**TASK INSTRUCTIONS**
1. Answer these questions from the study text, one per line:
(a) Which test was used to compare multiple groups before any pairwise comparisons?
(b) At what enzyme:substrate ratio was SAA1 incubated with MMP-9?
(c) After how long were the cleavage products already visible?
2. Copy out the part of the study text between "Statistical Analysis" and "data sets, respectively.", inclusive.

**STUDY TEXT**
++++++++++

Statistical Analysis

Data were first analyzed by the non-parametric Kruskal–Wallis test (Statistica 12.0) for comparison of multiple groups before performing pairwise comparisons. The Mann–Whitney U test and the Wilcoxon Sum Rank test were used to compare data from two unpaired or paired data sets, respectively.

Results

Cleavage of SAA1 by Gelatinase B/MMP-9

To determine whether SAA1 is cleaved by gelatinase B/MMP-9, recombinant intact SAA1 (11.8 kDa) was incubated at 37°C with the enzyme at a 1:50 enzyme:substrate ratio and analyzed by SDS–PAGE. Figure 1 shows a clear shift of the protein mass toward 5 kDa reaction products after incubation of SAA1 with MMP-9, demonstrating that MMP-9 processes the acute phase protein SAA1, presumably by cleaving it in the middle of the protein. The kinetics of the cleavage of SAA1 by MMP-9 were studied by taking samples at various time intervals during the incubation (Figure 1). Cleavage of SAA1 by MMP-9 resulted in a decrease of the intensity of intact SAA1 over time. The cleavage products were already visible after 0.25 h, and the intensity of the SAA1 cleavage products increased over time. However, MMP-9 treatment did not lead to complete degradation of intact SAA1 after 30 h.

++++++++++

**DATA SHOWN**
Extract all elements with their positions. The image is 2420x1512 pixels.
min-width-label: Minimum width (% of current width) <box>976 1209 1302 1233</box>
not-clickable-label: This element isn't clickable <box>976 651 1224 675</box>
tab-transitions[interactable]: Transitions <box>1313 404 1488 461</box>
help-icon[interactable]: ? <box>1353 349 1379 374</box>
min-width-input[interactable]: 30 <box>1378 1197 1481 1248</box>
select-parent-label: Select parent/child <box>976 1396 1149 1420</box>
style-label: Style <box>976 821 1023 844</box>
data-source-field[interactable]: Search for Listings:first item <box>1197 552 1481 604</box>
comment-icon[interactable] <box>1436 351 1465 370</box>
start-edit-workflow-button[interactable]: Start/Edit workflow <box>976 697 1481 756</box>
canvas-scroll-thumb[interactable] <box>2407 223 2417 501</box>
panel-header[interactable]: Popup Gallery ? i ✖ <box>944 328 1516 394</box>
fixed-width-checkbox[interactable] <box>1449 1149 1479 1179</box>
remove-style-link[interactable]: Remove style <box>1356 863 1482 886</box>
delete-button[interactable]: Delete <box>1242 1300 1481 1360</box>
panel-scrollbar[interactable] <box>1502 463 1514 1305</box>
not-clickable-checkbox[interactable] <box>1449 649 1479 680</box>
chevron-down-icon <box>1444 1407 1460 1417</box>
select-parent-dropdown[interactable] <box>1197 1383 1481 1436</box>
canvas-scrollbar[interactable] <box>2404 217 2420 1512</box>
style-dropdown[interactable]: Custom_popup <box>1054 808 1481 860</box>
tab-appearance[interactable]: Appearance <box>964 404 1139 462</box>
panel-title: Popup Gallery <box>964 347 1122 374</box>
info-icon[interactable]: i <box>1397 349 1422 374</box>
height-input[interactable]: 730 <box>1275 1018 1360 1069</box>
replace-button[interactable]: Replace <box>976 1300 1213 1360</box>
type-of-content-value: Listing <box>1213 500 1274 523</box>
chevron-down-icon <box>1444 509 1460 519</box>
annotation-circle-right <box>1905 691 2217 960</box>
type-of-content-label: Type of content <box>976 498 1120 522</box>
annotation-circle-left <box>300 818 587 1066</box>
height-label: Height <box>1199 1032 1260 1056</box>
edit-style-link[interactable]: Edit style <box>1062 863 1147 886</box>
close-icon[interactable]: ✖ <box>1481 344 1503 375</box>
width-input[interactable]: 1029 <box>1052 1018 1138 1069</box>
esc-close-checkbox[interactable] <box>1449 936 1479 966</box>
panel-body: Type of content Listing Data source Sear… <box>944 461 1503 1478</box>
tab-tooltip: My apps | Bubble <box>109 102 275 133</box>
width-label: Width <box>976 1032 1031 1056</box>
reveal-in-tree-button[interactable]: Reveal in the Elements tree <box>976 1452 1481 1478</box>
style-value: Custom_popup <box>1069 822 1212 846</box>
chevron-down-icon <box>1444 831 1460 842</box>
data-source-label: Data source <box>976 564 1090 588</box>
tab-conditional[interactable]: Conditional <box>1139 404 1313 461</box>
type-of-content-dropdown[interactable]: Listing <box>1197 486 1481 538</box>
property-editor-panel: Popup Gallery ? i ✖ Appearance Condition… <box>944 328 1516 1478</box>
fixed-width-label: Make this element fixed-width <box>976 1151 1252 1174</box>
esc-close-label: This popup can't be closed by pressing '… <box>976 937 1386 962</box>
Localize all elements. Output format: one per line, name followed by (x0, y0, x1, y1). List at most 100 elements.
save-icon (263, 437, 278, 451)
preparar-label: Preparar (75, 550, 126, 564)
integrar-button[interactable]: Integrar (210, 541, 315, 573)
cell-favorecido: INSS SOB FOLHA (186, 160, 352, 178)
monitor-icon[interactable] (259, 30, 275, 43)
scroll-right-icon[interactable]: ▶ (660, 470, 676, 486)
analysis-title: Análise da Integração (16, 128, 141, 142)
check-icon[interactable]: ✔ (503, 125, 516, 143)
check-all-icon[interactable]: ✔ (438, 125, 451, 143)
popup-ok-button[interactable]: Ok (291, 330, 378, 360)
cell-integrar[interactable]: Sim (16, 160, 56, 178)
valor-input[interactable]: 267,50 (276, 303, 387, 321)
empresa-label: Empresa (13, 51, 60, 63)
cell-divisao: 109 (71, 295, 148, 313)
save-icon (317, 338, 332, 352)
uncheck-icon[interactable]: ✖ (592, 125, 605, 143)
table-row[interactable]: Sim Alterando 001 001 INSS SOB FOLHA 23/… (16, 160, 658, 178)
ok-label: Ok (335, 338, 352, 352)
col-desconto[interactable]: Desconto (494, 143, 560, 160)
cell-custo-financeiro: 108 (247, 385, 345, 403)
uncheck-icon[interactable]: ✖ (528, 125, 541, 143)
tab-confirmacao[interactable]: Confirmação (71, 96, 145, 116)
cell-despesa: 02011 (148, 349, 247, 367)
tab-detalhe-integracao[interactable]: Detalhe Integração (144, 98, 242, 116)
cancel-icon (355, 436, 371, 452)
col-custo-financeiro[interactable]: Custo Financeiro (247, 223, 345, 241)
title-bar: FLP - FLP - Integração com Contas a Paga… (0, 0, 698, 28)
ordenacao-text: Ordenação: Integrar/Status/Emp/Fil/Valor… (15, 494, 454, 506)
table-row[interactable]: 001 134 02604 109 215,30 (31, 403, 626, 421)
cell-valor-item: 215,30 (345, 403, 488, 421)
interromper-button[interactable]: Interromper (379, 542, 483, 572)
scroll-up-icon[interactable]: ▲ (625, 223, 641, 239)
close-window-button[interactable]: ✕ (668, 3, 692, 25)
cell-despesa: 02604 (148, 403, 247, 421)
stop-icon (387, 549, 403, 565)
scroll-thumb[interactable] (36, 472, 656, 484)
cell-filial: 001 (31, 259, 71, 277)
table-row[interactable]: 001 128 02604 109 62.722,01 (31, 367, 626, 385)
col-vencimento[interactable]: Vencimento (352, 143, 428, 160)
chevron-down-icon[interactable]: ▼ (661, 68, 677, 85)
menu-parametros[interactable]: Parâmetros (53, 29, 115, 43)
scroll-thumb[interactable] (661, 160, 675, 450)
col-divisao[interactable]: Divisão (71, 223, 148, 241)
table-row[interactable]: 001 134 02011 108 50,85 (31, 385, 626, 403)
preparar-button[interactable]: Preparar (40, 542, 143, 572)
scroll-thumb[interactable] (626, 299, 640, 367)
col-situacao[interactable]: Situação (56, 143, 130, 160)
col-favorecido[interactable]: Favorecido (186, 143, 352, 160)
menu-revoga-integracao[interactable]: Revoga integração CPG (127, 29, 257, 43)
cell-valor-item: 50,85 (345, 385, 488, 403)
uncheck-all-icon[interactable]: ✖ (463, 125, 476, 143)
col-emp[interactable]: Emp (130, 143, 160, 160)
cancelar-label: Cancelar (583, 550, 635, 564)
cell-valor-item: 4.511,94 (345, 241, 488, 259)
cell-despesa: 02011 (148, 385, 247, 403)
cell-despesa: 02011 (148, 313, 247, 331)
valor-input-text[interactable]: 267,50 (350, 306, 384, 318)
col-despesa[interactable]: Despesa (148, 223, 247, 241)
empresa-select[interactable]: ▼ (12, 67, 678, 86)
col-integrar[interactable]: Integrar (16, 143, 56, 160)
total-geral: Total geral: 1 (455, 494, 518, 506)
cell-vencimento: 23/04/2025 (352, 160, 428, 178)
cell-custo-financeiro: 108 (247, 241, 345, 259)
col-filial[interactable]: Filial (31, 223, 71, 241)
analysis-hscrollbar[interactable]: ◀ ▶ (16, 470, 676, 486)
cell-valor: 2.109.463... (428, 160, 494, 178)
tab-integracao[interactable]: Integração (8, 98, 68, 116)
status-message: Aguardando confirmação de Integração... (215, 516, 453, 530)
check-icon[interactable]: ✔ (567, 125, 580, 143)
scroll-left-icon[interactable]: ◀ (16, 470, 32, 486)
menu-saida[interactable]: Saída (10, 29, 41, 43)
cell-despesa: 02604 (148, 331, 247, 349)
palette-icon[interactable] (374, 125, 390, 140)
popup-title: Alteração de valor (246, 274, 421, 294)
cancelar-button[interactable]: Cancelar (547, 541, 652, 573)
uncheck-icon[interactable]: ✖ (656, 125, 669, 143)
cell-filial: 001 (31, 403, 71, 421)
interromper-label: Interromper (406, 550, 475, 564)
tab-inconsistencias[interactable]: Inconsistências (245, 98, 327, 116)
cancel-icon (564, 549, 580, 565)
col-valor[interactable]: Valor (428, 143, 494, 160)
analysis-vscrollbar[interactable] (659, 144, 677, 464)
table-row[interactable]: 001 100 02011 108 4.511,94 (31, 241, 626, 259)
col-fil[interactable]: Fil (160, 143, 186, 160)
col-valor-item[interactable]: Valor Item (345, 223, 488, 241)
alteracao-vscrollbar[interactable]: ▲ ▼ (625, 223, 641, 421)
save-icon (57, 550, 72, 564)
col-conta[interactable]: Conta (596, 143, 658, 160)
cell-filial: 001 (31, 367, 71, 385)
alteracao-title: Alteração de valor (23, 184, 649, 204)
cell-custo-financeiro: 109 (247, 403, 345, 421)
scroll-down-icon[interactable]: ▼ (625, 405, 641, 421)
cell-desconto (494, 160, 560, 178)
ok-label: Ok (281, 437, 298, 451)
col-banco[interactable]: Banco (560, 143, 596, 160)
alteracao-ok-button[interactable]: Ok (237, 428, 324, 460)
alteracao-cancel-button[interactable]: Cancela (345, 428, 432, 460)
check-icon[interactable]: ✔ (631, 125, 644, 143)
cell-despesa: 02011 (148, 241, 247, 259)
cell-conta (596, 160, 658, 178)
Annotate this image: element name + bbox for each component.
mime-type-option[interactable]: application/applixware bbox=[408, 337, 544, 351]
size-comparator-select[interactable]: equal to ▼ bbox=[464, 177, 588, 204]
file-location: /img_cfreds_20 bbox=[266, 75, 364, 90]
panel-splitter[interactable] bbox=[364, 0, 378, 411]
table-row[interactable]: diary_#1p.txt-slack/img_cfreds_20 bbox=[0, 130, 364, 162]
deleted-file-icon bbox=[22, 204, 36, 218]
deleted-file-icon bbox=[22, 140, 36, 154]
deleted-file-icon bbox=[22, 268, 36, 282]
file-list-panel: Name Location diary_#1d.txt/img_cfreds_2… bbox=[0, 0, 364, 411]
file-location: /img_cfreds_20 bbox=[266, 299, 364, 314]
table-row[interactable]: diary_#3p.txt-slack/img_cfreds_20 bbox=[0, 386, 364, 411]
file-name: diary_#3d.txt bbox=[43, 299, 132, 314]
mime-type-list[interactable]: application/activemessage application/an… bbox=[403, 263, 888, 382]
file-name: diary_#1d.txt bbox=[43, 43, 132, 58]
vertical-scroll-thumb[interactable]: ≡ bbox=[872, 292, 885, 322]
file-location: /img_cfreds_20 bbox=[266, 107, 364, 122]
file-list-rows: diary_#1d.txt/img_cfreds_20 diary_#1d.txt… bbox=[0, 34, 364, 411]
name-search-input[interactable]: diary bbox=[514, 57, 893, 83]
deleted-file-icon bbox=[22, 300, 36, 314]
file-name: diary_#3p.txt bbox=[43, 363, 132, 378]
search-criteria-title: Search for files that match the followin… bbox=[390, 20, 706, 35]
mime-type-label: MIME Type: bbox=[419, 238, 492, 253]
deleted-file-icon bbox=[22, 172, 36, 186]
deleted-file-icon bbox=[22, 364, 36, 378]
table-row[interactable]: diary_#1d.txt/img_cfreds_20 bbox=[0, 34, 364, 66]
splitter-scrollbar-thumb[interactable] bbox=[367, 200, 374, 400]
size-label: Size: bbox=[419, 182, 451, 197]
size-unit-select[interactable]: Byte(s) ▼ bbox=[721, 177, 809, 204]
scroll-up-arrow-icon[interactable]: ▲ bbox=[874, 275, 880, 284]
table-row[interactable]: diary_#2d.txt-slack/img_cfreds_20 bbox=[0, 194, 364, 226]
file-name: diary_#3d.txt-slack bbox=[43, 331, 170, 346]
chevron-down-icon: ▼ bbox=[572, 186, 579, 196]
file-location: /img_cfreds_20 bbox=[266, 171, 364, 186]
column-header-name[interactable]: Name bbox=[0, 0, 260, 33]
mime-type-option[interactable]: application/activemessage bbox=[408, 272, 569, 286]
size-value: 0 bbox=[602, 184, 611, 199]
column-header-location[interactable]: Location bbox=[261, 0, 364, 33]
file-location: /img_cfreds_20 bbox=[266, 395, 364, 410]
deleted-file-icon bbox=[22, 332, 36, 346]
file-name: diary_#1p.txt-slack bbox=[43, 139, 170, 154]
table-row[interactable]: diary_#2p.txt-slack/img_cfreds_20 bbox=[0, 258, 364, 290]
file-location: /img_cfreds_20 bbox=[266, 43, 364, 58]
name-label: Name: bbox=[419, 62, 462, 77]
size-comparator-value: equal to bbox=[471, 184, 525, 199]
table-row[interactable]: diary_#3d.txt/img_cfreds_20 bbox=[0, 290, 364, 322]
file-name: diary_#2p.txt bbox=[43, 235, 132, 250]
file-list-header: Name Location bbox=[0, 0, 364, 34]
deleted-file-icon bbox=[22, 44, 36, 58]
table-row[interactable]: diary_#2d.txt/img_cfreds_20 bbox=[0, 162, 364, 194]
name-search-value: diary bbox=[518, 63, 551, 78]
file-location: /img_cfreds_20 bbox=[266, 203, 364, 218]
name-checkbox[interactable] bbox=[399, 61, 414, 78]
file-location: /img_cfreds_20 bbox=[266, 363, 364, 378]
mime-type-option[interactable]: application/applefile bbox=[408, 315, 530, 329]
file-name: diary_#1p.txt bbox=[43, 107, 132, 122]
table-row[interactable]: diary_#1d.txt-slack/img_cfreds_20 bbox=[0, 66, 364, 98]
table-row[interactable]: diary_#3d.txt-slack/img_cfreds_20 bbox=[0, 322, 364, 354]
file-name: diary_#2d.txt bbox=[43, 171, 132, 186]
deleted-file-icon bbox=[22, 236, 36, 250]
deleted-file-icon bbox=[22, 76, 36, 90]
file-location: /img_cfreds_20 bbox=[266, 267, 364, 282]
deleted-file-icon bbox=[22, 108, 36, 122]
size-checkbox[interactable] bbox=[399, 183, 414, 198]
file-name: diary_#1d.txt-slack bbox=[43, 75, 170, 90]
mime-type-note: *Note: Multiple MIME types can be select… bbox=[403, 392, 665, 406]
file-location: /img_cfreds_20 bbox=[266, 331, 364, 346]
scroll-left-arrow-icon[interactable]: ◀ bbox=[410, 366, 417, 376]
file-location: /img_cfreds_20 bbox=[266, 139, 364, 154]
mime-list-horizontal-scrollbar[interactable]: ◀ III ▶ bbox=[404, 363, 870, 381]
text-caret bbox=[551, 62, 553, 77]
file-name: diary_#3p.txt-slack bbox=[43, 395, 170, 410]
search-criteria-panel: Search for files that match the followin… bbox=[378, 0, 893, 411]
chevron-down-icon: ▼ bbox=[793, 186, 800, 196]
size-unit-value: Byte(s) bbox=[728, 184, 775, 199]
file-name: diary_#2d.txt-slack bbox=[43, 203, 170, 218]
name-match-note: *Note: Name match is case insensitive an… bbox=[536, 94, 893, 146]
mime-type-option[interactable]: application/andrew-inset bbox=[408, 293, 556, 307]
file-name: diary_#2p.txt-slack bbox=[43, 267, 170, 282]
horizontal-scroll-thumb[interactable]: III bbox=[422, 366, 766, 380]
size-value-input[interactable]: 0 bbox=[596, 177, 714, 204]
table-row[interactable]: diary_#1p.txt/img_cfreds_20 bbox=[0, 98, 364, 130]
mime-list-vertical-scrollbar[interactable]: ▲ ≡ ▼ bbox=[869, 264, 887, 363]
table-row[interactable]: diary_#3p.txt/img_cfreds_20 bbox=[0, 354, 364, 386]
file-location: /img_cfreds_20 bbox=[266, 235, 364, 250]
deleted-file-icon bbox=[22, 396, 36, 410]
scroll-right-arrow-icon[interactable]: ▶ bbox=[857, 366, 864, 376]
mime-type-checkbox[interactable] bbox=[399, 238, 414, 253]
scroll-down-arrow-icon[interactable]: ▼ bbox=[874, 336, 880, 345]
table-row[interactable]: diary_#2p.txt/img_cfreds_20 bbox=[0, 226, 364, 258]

++++++++++

**ANSWERS BELOW**
1.
(a) The non-parametric Kruskal–Wallis test
(b) 1:50
(c) 0.25 h

2.
Statistical Analysis

Data were first analyzed by the non-parametric Kruskal–Wallis test (Statistica 12.0) for comparison of multiple groups before performing pairwise comparisons. The Mann–Whitney U test and the Wilcoxon Sum Rank test were used to compare data from two unpaired or paired data sets, respectively.